Input for this task start

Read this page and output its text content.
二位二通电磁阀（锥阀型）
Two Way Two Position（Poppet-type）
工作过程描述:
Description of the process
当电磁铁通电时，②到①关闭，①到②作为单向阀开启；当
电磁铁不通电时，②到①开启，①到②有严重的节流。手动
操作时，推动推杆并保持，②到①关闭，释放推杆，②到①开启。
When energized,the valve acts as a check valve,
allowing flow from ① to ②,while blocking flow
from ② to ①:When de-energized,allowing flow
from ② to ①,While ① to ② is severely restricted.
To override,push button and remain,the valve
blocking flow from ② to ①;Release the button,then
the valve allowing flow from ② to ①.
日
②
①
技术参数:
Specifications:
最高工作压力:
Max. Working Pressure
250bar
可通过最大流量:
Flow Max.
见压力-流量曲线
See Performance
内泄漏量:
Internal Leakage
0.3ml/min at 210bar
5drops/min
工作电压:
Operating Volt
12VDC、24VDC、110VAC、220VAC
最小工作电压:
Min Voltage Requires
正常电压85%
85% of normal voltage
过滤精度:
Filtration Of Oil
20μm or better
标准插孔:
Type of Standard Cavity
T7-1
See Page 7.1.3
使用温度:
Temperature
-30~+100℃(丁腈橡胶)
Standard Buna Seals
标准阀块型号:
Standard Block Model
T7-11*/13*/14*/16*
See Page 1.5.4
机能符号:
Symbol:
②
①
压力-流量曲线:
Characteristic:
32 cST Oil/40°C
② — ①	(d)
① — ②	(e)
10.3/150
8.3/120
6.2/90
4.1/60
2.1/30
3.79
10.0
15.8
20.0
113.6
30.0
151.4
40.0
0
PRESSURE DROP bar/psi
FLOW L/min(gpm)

Input for this task end

Problem description:
Your task is to gather every line with the word "energized" and copy it.

Exercise response:
When energized,the valve acts as a check valve,
from ② to ①:When de-energized,allowing flow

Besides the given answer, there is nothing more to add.